Record set:
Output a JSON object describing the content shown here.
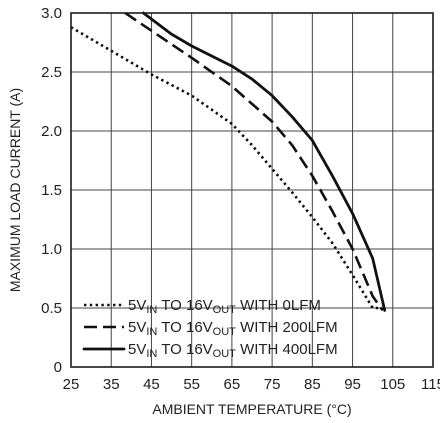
{
  "chart_data": {
    "type": "line",
    "xlabel": "AMBIENT TEMPERATURE (°C)",
    "ylabel": "MAXIMUM LOAD CURRENT (A)",
    "xlim": [
      25,
      115
    ],
    "ylim": [
      0,
      3.0
    ],
    "x_ticks": [
      25,
      35,
      45,
      55,
      65,
      75,
      85,
      95,
      105,
      115
    ],
    "x_tick_labels": [
      "25",
      "35",
      "45",
      "55",
      "65",
      "75",
      "85",
      "95",
      "105",
      "115"
    ],
    "y_ticks": [
      0,
      0.5,
      1.0,
      1.5,
      2.0,
      2.5,
      3.0
    ],
    "y_tick_labels": [
      "0",
      "0.5",
      "1.0",
      "1.5",
      "2.0",
      "2.5",
      "3.0"
    ],
    "grid": true,
    "legend_position": "bottom-left",
    "series": [
      {
        "name_parts": [
          "5V",
          "IN",
          " TO 16V",
          "OUT",
          " WITH 0LFM"
        ],
        "style": "dotted",
        "x": [
          25,
          35,
          45,
          55,
          65,
          70,
          75,
          80,
          85,
          90,
          95,
          100,
          102
        ],
        "y": [
          2.88,
          2.68,
          2.48,
          2.3,
          2.06,
          1.88,
          1.68,
          1.48,
          1.27,
          1.05,
          0.78,
          0.5,
          0.5
        ]
      },
      {
        "name_parts": [
          "5V",
          "IN",
          " TO 16V",
          "OUT",
          " WITH 200LFM"
        ],
        "style": "dashed",
        "x": [
          38.5,
          45,
          55,
          65,
          70,
          75,
          80,
          85,
          90,
          95,
          100,
          102.5
        ],
        "y": [
          3.0,
          2.85,
          2.62,
          2.38,
          2.23,
          2.08,
          1.88,
          1.62,
          1.32,
          1.0,
          0.6,
          0.48
        ]
      },
      {
        "name_parts": [
          "5V",
          "IN",
          " TO 16V",
          "OUT",
          " WITH 400LFM"
        ],
        "style": "solid",
        "x": [
          43,
          50,
          55,
          65,
          70,
          75,
          80,
          85,
          90,
          95,
          100,
          103
        ],
        "y": [
          3.0,
          2.82,
          2.72,
          2.55,
          2.44,
          2.3,
          2.12,
          1.92,
          1.62,
          1.3,
          0.92,
          0.48
        ]
      }
    ]
  }
}
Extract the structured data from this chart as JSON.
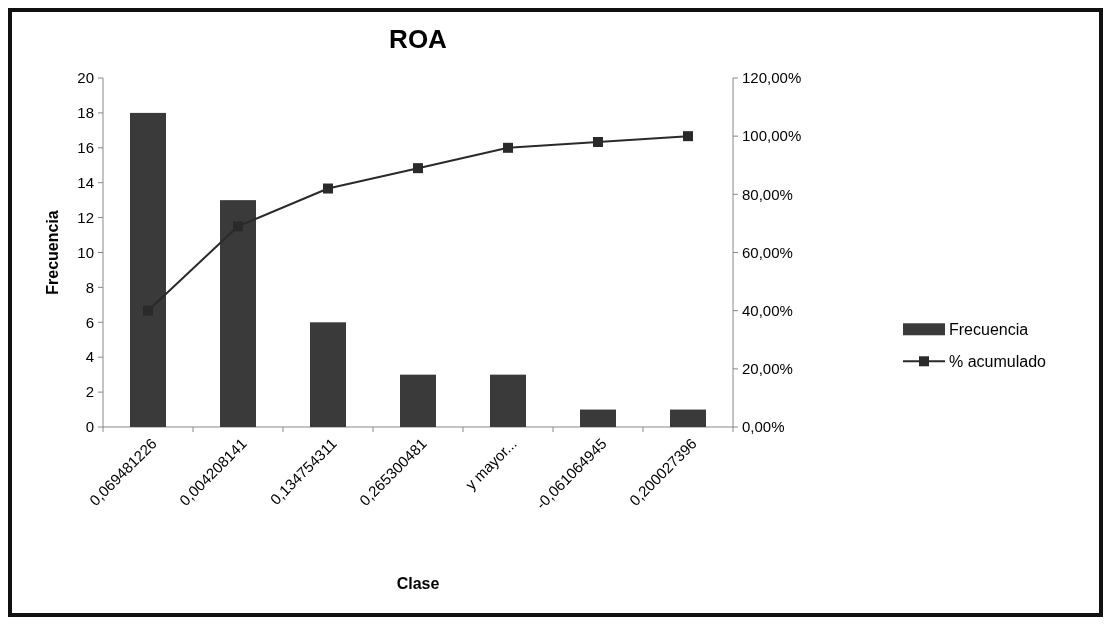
{
  "chart_data": {
    "type": "bar",
    "title": "ROA",
    "xlabel": "Clase",
    "ylabel": "Frecuencia",
    "categories": [
      "0,069481226",
      "0,004208141",
      "0,134754311",
      "0,265300481",
      "y mayor...",
      "-0,061064945",
      "0,200027396"
    ],
    "series": [
      {
        "name": "Frecuencia",
        "color": "#3a3a3a",
        "values": [
          18,
          13,
          6,
          3,
          3,
          1,
          1
        ]
      },
      {
        "name": "% acumulado",
        "type": "line",
        "axis": "y2",
        "color": "#2a2a2a",
        "marker": "square",
        "values": [
          40,
          69,
          82,
          89,
          96,
          98,
          100
        ]
      }
    ],
    "ylim": [
      0,
      20
    ],
    "yticks": [
      0,
      2,
      4,
      6,
      8,
      10,
      12,
      14,
      16,
      18,
      20
    ],
    "y2lim": [
      0,
      120
    ],
    "y2ticks": [
      {
        "value": 0,
        "label": "0,00%"
      },
      {
        "value": 20,
        "label": "20,00%"
      },
      {
        "value": 40,
        "label": "40,00%"
      },
      {
        "value": 60,
        "label": "60,00%"
      },
      {
        "value": 80,
        "label": "80,00%"
      },
      {
        "value": 100,
        "label": "100,00%"
      },
      {
        "value": 120,
        "label": "120,00%"
      }
    ],
    "legend": "right"
  }
}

What is needed: Reproduce each record above by retyping it exactly; omit all images.

Right answer:
Output a JSON object describing the content shown here.
{
  "chart_data": {
    "type": "line",
    "xlabel": "AMBIENT TEMPERATURE (°C)",
    "ylabel": "MAXIMUM LOAD CURRENT (A)",
    "xlim": [
      25,
      115
    ],
    "ylim": [
      0,
      3.0
    ],
    "x_ticks": [
      25,
      35,
      45,
      55,
      65,
      75,
      85,
      95,
      105,
      115
    ],
    "x_tick_labels": [
      "25",
      "35",
      "45",
      "55",
      "65",
      "75",
      "85",
      "95",
      "105",
      "115"
    ],
    "y_ticks": [
      0,
      0.5,
      1.0,
      1.5,
      2.0,
      2.5,
      3.0
    ],
    "y_tick_labels": [
      "0",
      "0.5",
      "1.0",
      "1.5",
      "2.0",
      "2.5",
      "3.0"
    ],
    "grid": true,
    "legend_position": "bottom-left",
    "series": [
      {
        "name_parts": [
          "5V",
          "IN",
          " TO 16V",
          "OUT",
          " WITH 0LFM"
        ],
        "style": "dotted",
        "x": [
          25,
          35,
          45,
          55,
          65,
          70,
          75,
          80,
          85,
          90,
          95,
          100,
          102
        ],
        "y": [
          2.88,
          2.68,
          2.48,
          2.3,
          2.06,
          1.88,
          1.68,
          1.48,
          1.27,
          1.05,
          0.78,
          0.5,
          0.5
        ]
      },
      {
        "name_parts": [
          "5V",
          "IN",
          " TO 16V",
          "OUT",
          " WITH 200LFM"
        ],
        "style": "dashed",
        "x": [
          38.5,
          45,
          55,
          65,
          70,
          75,
          80,
          85,
          90,
          95,
          100,
          102.5
        ],
        "y": [
          3.0,
          2.85,
          2.62,
          2.38,
          2.23,
          2.08,
          1.88,
          1.62,
          1.32,
          1.0,
          0.6,
          0.48
        ]
      },
      {
        "name_parts": [
          "5V",
          "IN",
          " TO 16V",
          "OUT",
          " WITH 400LFM"
        ],
        "style": "solid",
        "x": [
          43,
          50,
          55,
          65,
          70,
          75,
          80,
          85,
          90,
          95,
          100,
          103
        ],
        "y": [
          3.0,
          2.82,
          2.72,
          2.55,
          2.44,
          2.3,
          2.12,
          1.92,
          1.62,
          1.3,
          0.92,
          0.48
        ]
      }
    ]
  }
}
Extract the structured data from this chart as JSON.
{
  "chart_data": {
    "type": "bar",
    "title": "ROA",
    "xlabel": "Clase",
    "ylabel": "Frecuencia",
    "categories": [
      "0,069481226",
      "0,004208141",
      "0,134754311",
      "0,265300481",
      "y mayor...",
      "-0,061064945",
      "0,200027396"
    ],
    "series": [
      {
        "name": "Frecuencia",
        "color": "#3a3a3a",
        "values": [
          18,
          13,
          6,
          3,
          3,
          1,
          1
        ]
      },
      {
        "name": "% acumulado",
        "type": "line",
        "axis": "y2",
        "color": "#2a2a2a",
        "marker": "square",
        "values": [
          40,
          69,
          82,
          89,
          96,
          98,
          100
        ]
      }
    ],
    "ylim": [
      0,
      20
    ],
    "yticks": [
      0,
      2,
      4,
      6,
      8,
      10,
      12,
      14,
      16,
      18,
      20
    ],
    "y2lim": [
      0,
      120
    ],
    "y2ticks": [
      {
        "value": 0,
        "label": "0,00%"
      },
      {
        "value": 20,
        "label": "20,00%"
      },
      {
        "value": 40,
        "label": "40,00%"
      },
      {
        "value": 60,
        "label": "60,00%"
      },
      {
        "value": 80,
        "label": "80,00%"
      },
      {
        "value": 100,
        "label": "100,00%"
      },
      {
        "value": 120,
        "label": "120,00%"
      }
    ],
    "legend": "right"
  }
}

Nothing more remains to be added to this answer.